● **EXERCISE REQUIREMENTS**:
Tally the lines below that contain "Типы". The number is the whole answer.

● **EXTRACTED INFORMATION**:
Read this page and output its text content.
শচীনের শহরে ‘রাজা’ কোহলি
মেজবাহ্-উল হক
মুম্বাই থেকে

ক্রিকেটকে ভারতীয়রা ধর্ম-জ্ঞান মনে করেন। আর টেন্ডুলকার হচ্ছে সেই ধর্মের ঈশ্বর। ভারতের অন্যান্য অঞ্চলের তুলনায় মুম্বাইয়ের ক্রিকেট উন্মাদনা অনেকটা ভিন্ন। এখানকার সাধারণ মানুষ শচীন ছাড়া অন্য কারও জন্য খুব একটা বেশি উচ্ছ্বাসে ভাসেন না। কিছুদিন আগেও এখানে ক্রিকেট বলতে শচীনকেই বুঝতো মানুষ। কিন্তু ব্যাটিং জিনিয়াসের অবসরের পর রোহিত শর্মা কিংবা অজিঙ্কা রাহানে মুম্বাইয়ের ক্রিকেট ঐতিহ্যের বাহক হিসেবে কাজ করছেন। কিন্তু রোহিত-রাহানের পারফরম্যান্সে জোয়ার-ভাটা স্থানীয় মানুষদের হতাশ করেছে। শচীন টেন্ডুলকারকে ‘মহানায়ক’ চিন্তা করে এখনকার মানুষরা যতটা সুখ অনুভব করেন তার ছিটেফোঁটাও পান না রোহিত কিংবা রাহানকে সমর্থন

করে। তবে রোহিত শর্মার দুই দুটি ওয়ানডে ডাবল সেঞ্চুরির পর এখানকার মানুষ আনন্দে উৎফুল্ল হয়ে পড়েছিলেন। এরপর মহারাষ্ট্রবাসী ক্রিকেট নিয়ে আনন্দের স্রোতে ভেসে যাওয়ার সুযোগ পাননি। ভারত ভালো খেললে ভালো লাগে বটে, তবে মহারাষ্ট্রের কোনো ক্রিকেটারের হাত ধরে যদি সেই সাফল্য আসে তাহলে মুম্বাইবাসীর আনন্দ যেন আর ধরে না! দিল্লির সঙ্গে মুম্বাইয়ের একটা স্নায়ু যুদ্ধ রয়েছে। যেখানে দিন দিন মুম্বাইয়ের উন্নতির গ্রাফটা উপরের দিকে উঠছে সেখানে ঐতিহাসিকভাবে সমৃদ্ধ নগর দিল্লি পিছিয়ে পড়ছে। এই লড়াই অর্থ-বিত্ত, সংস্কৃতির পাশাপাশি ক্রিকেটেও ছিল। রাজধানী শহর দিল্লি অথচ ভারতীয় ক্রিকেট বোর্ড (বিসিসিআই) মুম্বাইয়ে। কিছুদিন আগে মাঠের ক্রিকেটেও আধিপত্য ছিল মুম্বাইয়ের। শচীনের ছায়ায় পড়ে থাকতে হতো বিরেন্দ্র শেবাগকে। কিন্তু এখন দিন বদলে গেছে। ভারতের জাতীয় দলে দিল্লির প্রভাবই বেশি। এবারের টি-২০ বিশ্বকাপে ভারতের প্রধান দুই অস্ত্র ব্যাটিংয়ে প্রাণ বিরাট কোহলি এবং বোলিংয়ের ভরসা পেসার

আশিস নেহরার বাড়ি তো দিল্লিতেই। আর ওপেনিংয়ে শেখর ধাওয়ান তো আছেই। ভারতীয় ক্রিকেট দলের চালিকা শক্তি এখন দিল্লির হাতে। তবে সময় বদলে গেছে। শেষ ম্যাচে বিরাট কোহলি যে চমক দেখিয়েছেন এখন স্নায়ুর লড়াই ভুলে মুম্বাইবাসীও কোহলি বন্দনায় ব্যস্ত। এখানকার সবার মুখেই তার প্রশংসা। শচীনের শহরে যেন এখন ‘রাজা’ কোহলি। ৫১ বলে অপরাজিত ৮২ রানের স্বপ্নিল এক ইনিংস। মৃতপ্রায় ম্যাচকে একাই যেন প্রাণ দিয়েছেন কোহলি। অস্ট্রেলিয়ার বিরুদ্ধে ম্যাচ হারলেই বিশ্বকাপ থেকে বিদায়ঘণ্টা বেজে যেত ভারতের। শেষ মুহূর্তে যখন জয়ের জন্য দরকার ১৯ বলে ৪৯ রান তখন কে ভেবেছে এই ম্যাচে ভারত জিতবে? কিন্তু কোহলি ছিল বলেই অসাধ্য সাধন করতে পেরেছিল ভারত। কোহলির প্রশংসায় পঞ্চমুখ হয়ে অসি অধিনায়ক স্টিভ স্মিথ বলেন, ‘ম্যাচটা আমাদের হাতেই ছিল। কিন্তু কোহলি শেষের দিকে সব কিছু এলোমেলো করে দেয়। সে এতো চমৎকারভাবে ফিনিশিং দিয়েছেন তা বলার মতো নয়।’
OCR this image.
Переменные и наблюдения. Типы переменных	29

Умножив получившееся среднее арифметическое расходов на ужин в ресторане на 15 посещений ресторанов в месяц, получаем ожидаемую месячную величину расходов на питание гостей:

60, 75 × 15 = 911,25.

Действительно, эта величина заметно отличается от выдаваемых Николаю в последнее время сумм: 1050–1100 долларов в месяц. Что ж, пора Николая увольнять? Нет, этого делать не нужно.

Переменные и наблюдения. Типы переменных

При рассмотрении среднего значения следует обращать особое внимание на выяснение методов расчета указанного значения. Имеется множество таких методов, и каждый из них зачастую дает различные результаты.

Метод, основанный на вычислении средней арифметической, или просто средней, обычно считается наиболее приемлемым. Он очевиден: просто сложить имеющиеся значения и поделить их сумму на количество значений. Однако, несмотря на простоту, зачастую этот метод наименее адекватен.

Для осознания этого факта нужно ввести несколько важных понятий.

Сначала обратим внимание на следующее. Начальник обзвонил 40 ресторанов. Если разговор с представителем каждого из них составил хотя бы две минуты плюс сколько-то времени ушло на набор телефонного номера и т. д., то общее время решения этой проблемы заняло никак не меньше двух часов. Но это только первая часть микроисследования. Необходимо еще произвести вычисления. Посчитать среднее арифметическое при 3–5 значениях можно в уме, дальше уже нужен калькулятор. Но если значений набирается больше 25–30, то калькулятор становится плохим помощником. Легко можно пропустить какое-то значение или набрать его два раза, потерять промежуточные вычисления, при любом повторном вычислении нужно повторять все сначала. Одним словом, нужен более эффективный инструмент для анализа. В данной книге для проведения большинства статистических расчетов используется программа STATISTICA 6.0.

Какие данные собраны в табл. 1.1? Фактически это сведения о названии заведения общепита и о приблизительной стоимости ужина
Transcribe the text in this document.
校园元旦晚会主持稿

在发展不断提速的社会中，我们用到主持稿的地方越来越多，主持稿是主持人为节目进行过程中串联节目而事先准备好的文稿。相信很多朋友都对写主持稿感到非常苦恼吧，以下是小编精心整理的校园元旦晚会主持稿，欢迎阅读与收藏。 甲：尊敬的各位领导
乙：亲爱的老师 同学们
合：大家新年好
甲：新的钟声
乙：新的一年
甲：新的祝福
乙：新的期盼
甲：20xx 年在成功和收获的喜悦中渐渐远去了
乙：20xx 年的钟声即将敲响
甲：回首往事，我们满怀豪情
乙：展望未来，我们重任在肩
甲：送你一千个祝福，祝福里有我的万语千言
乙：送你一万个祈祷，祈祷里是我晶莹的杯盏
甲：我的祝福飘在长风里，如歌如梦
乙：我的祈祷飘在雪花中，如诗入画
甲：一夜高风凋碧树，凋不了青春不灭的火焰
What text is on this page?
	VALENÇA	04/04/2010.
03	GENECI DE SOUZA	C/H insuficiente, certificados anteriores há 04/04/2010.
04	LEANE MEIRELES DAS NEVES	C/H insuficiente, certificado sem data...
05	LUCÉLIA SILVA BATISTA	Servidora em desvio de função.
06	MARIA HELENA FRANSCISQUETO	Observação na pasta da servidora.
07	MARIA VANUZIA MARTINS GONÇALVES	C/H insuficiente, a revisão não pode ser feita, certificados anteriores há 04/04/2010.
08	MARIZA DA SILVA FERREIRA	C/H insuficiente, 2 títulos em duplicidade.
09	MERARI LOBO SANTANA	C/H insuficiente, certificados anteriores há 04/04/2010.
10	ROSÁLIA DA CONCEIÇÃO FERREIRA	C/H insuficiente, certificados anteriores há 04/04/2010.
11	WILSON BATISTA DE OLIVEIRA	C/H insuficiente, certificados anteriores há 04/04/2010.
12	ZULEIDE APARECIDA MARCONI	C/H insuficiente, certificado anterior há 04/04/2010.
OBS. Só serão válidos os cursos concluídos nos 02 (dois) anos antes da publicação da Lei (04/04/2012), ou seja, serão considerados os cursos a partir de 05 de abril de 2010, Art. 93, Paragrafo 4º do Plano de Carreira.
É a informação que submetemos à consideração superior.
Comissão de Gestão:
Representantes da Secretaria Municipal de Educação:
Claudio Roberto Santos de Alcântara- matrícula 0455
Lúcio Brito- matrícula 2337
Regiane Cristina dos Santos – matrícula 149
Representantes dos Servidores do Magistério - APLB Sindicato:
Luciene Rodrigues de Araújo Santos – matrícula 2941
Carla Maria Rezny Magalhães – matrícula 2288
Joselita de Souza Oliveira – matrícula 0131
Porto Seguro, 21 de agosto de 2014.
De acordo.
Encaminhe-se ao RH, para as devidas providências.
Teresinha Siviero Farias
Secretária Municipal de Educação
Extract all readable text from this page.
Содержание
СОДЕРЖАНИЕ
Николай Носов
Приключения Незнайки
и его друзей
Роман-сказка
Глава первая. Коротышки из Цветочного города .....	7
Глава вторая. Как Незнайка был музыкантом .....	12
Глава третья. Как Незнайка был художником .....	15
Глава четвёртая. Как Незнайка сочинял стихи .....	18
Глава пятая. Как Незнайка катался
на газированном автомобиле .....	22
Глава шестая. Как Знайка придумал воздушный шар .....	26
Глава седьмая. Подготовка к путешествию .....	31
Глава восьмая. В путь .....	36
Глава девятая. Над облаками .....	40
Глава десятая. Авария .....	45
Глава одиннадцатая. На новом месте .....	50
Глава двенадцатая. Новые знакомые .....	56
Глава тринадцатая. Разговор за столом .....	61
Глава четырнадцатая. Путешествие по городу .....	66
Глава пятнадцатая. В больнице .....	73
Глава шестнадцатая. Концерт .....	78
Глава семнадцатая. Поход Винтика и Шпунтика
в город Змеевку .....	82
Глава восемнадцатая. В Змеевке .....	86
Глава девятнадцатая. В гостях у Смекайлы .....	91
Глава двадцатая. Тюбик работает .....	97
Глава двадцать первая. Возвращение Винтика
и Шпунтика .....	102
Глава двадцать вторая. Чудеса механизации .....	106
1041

● **RESPONSE TO THIS TASK**:
2